◆ **Task inputs**
━━━━━━━━━━━━━━━━
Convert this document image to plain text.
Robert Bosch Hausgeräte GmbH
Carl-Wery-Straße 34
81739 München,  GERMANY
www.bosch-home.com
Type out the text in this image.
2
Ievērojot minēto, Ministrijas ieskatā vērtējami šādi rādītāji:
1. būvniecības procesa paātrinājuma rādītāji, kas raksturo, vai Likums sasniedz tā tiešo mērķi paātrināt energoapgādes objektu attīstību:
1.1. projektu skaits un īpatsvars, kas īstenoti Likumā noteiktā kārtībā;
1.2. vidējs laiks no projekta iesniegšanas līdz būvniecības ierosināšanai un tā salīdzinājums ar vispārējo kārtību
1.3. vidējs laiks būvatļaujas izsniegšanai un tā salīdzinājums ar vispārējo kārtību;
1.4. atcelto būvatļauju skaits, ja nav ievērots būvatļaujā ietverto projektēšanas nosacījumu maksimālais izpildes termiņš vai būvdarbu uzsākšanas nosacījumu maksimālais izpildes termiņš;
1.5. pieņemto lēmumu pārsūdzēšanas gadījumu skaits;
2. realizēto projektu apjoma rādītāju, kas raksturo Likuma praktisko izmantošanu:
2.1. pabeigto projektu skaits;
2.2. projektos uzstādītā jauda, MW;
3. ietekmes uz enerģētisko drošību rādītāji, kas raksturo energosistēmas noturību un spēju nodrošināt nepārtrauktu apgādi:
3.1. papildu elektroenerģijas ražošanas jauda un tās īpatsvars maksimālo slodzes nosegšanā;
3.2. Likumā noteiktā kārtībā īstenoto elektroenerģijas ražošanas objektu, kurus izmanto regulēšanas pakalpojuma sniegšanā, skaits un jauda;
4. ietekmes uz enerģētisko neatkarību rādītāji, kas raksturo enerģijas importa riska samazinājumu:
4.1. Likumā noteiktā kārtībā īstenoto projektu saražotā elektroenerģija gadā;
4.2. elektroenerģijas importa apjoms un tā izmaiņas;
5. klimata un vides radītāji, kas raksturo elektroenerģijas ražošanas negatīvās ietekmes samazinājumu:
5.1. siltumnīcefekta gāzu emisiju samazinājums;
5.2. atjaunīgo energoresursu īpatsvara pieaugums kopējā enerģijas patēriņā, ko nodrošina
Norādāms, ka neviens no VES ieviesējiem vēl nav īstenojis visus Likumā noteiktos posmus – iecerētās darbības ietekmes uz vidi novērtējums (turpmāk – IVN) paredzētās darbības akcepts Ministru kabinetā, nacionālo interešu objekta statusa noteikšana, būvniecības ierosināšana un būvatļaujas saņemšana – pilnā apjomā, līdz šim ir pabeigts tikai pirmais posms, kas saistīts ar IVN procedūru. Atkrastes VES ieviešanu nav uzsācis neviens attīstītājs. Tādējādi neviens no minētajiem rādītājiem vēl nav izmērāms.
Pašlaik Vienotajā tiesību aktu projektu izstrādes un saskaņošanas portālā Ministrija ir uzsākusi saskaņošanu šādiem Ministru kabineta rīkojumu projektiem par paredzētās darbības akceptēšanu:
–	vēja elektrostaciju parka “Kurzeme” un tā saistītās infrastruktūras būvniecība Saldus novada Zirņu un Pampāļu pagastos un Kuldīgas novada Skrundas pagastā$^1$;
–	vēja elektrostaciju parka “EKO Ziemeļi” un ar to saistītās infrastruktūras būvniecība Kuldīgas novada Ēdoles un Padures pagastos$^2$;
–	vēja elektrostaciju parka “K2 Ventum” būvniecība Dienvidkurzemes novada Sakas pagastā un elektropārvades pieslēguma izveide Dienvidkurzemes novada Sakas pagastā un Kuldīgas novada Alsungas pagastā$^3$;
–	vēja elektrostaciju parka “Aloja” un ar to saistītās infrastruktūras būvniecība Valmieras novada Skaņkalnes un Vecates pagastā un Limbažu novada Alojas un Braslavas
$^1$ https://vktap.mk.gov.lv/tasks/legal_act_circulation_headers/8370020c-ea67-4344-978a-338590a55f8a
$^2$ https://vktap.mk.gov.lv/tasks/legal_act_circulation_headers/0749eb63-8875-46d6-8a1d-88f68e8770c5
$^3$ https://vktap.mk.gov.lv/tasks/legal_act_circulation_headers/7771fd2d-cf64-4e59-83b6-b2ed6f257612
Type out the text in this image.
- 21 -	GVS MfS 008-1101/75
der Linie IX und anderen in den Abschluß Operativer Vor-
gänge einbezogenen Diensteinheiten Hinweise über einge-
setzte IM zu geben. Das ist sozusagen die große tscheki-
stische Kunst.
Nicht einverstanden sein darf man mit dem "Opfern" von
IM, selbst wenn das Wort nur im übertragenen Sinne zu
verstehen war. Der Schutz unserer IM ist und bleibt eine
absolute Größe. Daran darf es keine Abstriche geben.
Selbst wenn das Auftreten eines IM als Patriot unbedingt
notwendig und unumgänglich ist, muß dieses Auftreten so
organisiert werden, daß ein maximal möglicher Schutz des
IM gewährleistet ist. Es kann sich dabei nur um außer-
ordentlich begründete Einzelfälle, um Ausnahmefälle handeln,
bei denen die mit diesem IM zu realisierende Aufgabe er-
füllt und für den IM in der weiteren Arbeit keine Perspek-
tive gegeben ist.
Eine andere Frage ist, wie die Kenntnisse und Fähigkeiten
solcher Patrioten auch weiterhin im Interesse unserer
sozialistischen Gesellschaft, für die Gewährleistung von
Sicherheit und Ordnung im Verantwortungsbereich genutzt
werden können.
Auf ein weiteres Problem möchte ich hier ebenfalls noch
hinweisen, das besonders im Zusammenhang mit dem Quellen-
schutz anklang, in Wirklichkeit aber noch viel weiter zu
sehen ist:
━━━━━━━━━━━━━━━━
◆ **Task to complete**
Give the count of lines in the data shown above that contain "tasks", and nothing else.

◆ **Complete answer**
3